[start EXTRACTED DATA]
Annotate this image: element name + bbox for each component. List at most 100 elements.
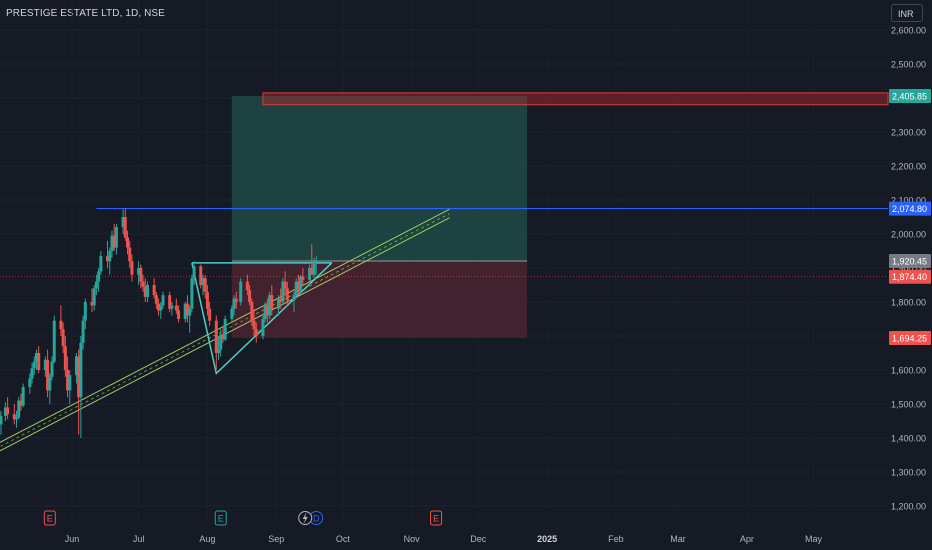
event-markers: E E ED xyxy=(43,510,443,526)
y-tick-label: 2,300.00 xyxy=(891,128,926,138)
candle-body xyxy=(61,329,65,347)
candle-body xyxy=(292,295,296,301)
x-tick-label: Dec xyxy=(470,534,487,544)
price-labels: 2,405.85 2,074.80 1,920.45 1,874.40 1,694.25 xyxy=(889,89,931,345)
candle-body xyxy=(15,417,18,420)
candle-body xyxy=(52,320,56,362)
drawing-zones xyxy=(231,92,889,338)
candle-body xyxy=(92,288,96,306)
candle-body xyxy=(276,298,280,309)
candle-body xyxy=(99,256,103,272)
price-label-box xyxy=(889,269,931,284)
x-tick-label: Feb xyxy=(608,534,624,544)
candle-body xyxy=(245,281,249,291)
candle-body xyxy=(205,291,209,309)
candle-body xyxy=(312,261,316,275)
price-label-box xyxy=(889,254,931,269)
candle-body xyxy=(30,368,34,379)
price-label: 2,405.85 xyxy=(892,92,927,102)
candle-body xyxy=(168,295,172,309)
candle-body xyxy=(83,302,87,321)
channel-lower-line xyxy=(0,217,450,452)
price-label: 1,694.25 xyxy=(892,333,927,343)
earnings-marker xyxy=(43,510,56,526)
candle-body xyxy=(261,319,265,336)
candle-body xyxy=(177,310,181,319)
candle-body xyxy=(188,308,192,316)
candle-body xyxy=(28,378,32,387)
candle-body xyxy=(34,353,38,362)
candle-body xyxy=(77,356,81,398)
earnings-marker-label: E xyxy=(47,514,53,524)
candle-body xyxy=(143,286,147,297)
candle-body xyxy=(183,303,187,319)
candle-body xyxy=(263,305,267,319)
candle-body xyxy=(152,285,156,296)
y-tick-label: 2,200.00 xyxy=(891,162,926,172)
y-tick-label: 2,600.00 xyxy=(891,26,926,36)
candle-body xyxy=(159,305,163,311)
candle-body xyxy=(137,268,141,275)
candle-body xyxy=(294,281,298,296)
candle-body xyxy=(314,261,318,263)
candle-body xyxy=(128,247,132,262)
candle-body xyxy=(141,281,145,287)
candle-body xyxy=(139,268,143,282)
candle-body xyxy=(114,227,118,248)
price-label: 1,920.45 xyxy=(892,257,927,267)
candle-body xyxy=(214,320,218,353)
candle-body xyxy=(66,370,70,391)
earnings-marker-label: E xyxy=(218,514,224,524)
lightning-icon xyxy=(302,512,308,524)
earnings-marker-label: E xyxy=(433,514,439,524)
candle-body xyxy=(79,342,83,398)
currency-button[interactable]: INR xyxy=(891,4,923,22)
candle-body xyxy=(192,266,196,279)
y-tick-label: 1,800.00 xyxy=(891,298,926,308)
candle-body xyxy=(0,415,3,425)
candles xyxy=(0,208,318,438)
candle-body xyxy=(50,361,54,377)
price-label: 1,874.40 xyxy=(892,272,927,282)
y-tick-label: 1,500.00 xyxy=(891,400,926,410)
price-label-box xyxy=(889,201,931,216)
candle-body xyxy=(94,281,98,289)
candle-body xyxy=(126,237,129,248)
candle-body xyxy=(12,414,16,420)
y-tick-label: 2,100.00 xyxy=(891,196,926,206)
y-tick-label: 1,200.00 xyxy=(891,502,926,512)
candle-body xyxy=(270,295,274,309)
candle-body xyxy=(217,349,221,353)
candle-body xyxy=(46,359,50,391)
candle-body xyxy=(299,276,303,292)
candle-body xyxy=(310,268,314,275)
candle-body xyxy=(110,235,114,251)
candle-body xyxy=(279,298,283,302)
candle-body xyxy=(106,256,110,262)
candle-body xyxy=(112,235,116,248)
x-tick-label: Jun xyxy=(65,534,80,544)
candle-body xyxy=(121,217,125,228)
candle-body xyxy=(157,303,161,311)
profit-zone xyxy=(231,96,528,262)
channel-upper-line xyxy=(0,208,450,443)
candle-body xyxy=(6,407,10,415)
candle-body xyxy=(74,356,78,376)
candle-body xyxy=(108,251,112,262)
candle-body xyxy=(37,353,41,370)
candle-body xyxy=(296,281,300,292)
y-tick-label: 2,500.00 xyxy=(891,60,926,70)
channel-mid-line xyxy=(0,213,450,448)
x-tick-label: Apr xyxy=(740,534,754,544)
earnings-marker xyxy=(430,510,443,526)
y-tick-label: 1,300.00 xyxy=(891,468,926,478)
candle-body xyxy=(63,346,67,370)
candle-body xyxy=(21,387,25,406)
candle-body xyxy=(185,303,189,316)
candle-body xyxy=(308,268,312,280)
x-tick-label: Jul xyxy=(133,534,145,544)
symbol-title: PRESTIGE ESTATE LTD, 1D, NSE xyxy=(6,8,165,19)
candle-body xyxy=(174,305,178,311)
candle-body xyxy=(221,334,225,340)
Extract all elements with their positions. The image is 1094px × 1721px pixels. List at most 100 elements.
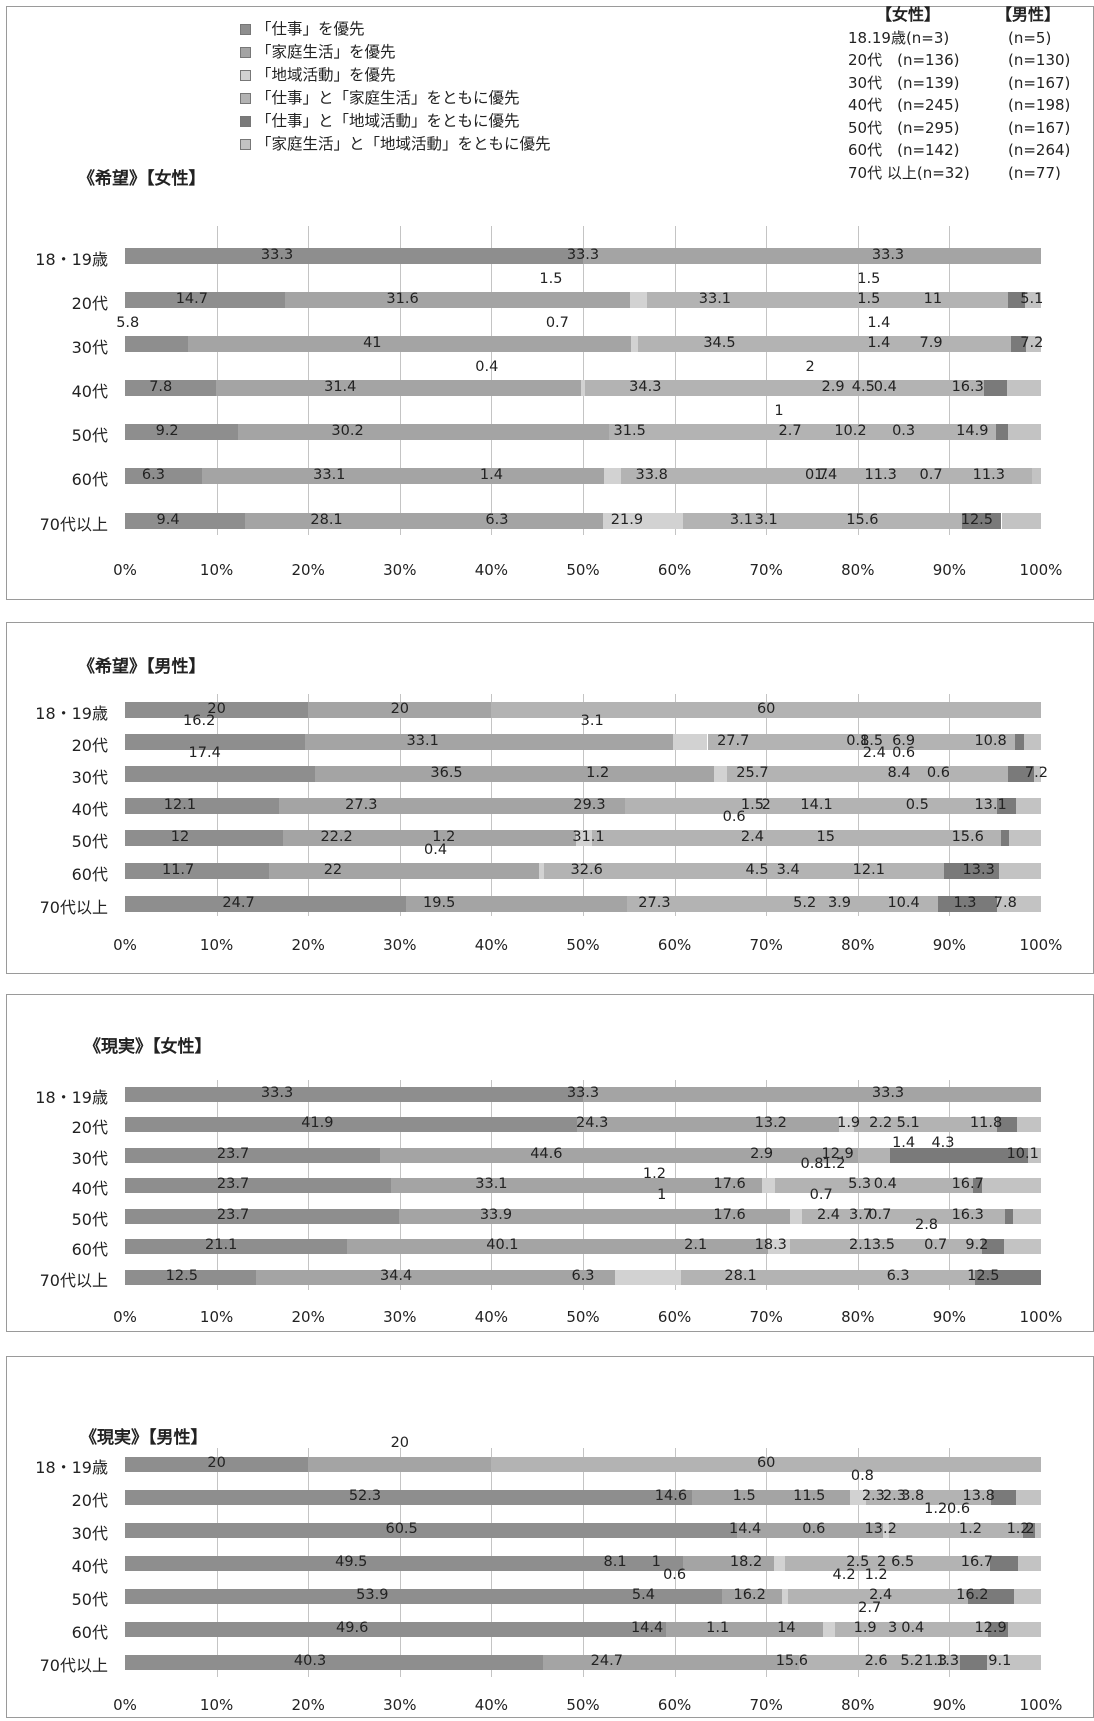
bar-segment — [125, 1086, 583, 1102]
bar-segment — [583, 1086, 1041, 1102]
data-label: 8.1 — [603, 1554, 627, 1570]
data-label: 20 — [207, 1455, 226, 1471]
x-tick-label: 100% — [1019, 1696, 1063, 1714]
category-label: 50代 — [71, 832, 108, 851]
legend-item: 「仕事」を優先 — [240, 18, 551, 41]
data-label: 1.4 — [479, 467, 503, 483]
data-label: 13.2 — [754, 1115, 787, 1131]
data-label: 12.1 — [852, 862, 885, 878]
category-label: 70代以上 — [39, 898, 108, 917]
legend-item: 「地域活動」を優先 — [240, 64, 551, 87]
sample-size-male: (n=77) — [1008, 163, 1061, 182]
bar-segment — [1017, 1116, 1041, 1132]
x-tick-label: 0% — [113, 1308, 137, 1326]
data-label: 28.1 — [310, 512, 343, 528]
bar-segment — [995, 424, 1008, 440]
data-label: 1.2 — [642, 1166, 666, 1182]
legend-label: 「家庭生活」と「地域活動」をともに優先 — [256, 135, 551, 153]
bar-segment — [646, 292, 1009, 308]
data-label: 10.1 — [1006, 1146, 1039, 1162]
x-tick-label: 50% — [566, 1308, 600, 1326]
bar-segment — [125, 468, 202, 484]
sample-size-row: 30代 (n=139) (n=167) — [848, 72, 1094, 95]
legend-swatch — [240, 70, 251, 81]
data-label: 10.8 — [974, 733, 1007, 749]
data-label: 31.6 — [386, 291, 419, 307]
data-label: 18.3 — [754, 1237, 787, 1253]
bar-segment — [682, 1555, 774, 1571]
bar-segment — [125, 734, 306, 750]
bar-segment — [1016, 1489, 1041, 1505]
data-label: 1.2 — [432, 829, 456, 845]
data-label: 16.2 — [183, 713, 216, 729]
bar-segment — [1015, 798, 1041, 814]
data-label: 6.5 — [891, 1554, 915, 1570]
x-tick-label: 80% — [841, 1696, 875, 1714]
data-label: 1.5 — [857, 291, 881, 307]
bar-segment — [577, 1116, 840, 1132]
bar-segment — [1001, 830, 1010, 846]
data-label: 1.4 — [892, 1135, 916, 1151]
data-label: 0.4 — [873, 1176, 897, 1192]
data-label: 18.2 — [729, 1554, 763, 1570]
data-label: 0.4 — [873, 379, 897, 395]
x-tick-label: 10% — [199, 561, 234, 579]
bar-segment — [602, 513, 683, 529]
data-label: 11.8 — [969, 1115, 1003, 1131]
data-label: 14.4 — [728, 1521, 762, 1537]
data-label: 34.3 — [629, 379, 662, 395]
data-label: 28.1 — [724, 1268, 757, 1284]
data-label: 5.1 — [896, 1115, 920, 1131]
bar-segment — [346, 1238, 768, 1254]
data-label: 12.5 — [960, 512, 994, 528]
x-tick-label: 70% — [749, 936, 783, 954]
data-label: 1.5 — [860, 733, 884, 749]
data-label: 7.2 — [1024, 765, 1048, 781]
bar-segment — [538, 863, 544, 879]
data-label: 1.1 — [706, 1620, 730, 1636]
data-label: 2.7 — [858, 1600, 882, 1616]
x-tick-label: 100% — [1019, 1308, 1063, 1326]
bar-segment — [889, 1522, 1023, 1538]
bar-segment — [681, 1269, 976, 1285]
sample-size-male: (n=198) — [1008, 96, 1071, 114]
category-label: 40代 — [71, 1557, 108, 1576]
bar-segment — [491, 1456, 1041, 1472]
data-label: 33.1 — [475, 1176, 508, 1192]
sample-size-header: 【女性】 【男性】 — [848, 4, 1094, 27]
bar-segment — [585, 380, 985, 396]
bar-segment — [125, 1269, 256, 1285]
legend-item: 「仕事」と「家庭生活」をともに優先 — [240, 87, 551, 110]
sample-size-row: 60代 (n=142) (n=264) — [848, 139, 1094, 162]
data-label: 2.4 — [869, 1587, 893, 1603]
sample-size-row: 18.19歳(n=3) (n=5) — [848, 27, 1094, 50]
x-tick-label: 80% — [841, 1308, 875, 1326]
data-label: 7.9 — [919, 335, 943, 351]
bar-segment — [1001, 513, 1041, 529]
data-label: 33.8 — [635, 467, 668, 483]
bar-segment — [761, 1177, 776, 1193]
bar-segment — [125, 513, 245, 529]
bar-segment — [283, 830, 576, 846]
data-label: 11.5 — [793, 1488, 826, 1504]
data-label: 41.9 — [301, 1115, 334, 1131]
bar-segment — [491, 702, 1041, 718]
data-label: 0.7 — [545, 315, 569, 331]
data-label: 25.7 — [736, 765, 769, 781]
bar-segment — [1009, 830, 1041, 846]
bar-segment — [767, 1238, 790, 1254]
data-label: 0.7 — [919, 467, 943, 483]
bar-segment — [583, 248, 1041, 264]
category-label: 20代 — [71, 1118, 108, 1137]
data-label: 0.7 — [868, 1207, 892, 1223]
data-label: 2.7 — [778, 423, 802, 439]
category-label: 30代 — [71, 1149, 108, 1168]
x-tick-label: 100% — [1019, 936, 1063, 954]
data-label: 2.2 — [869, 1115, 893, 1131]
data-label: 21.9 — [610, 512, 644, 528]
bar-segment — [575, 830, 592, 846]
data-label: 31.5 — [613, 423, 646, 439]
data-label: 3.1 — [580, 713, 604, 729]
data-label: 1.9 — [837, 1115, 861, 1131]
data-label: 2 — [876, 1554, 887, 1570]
[end EXTRACTED DATA]
§ **STATED EXERCISE**: Reproduce the lines of the records above without any changes, starting at the line that contains "event-markers: E E ED xyxy=(43,510,443,526)" and ending at the line that contains "price-label-box xyxy=(889,254,931,269)", with both of those lines included.

§ **SOLUTION TO THIS PROBLEM**:
event-markers: E E ED xyxy=(43,510,443,526)
y-tick-label: 2,300.00 xyxy=(891,128,926,138)
candle-body xyxy=(61,329,65,347)
candle-body xyxy=(292,295,296,301)
x-tick-label: Dec xyxy=(470,534,487,544)
price-labels: 2,405.85 2,074.80 1,920.45 1,874.40 1,694.25 xyxy=(889,89,931,345)
candle-body xyxy=(15,417,18,420)
candle-body xyxy=(52,320,56,362)
drawing-zones xyxy=(231,92,889,338)
candle-body xyxy=(92,288,96,306)
candle-body xyxy=(276,298,280,309)
candle-body xyxy=(99,256,103,272)
price-label-box xyxy=(889,269,931,284)
x-tick-label: Feb xyxy=(608,534,624,544)
candle-body xyxy=(245,281,249,291)
candle-body xyxy=(205,291,209,309)
candle-body xyxy=(312,261,316,275)
price-label-box xyxy=(889,254,931,269)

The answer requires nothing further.